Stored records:

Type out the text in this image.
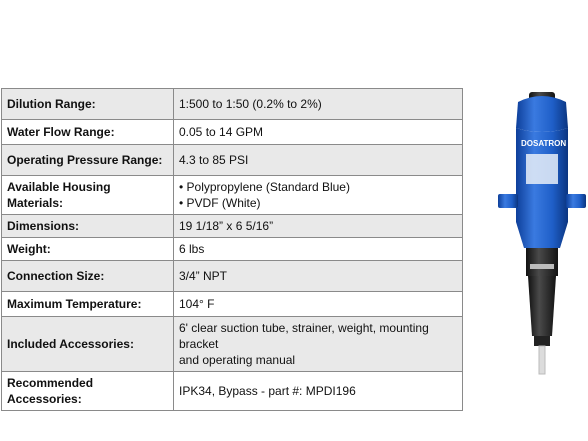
Dilution Range:	1:500 to 1:50 (0.2% to 2%)

Water Flow Range:	0.05 to 14 GPM

Operating Pressure Range:	4.3 to 85 PSI

Available Housing Materials:	• Polypropylene (Standard Blue)
• PVDF (White)

Dimensions:	19 1/18” x 6 5/16”

Weight:	6 lbs

Connection Size:	3/4” NPT

Maximum Temperature:	104° F

Included Accessories:	6' clear suction tube, strainer, weight, mounting bracket
and operating manual

Recommended Accessories:	IPK34, Bypass - part #: MPDI196
DOSATRON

• **Task statement**:
Quote the full listing above word for word; exclude every picture from the copy.

• **Problem solution**:
Type out the text in this image.
Dilution Range:	1:500 to 1:50 (0.2% to 2%)

Water Flow Range:	0.05 to 14 GPM

Operating Pressure Range:	4.3 to 85 PSI

Available Housing Materials:	• Polypropylene (Standard Blue)
• PVDF (White)

Dimensions:	19 1/18” x 6 5/16”

Weight:	6 lbs

Connection Size:	3/4” NPT

Maximum Temperature:	104° F

Included Accessories:	6' clear suction tube, strainer, weight, mounting bracket
and operating manual

Recommended Accessories:	IPK34, Bypass - part #: MPDI196
DOSATRON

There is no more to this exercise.